[Begin]

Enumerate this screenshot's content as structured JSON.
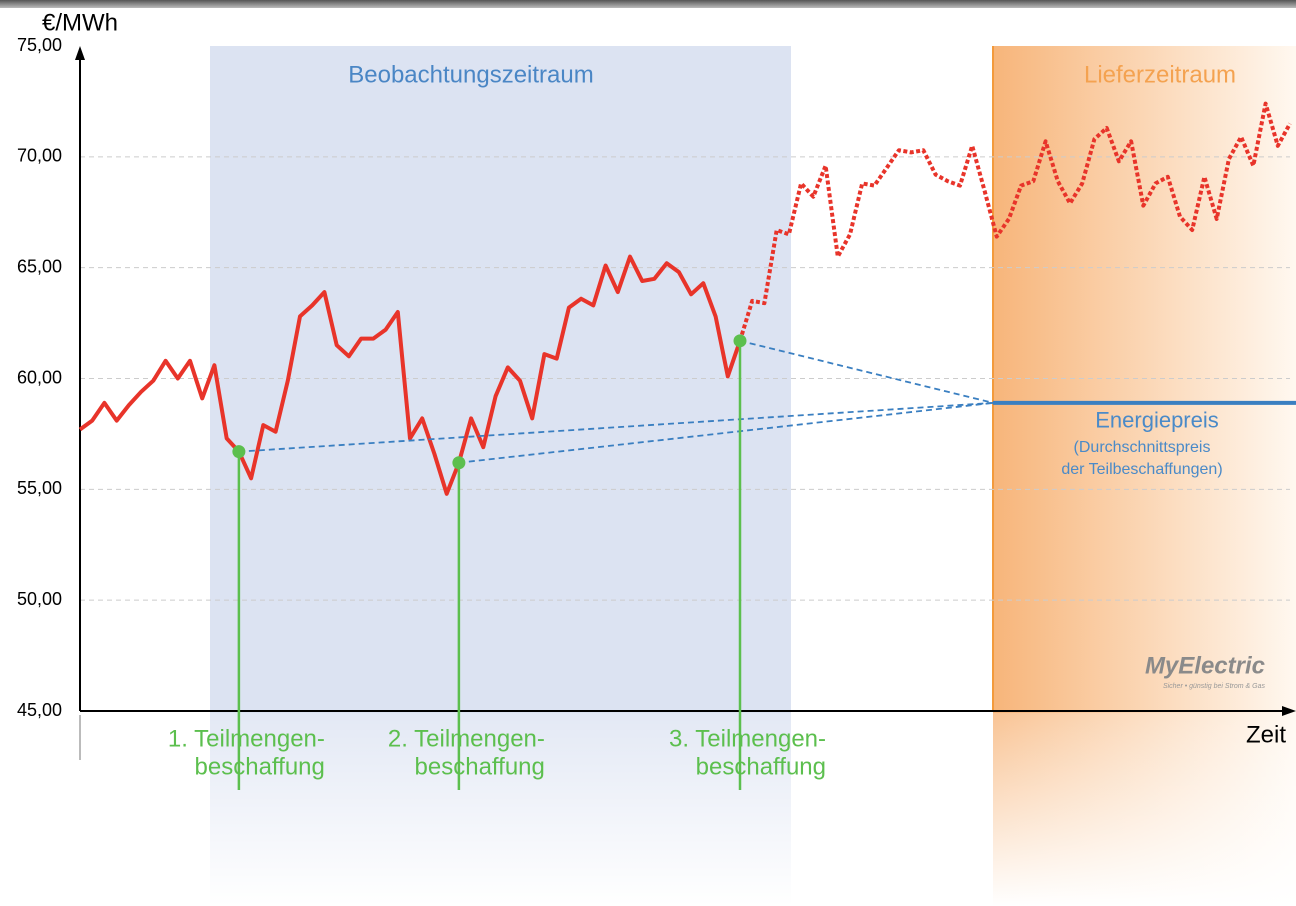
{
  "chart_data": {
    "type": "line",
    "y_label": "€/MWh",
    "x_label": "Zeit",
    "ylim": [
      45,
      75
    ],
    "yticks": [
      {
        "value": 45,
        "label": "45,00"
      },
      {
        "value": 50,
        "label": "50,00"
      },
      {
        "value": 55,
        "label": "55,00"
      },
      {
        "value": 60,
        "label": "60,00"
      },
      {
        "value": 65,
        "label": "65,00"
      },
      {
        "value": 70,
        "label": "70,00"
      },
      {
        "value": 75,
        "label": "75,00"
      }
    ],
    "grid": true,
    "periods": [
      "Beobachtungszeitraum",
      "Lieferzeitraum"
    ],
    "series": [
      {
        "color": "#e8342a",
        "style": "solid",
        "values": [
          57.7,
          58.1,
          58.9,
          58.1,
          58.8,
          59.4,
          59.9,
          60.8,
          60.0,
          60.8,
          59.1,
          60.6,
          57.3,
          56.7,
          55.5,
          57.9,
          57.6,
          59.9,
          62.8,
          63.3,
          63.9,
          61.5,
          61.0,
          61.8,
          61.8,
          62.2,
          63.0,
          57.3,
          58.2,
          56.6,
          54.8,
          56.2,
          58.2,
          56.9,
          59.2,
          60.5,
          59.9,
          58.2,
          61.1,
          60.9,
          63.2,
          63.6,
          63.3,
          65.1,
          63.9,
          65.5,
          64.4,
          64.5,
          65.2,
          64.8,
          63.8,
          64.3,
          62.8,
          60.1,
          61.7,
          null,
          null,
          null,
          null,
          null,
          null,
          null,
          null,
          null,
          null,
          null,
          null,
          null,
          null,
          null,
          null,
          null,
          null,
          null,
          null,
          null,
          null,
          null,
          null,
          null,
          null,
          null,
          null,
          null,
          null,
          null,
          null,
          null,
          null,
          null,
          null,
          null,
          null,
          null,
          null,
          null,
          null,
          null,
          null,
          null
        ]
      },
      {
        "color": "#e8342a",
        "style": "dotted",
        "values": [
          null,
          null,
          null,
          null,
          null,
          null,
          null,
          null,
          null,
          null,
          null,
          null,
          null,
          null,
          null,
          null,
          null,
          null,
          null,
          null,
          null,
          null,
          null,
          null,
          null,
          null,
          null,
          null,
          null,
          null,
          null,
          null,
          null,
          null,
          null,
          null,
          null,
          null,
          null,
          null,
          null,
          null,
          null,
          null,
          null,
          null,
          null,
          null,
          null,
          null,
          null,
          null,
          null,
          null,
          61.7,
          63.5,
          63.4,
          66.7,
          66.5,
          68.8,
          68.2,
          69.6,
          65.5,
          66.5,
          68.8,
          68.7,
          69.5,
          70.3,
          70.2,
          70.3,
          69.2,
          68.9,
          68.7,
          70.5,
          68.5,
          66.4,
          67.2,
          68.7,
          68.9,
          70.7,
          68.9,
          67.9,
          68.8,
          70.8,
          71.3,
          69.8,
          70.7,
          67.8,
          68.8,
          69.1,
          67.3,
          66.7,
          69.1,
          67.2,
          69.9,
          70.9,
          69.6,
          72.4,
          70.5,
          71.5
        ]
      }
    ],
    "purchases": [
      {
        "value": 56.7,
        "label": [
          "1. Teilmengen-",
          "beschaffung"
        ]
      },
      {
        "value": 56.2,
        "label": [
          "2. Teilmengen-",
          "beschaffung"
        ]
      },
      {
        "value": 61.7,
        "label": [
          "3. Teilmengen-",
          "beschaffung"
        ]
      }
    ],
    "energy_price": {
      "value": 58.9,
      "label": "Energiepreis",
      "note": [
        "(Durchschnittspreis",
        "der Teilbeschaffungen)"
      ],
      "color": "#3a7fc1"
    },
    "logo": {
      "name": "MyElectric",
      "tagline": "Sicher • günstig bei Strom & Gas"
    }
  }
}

[End]

**Your instructions:** Find the string "Teilmengen" in the entries above and return each line that holds it.

**Task answer:**
          "1. Teilmengen-",
          "2. Teilmengen-",
          "3. Teilmengen-",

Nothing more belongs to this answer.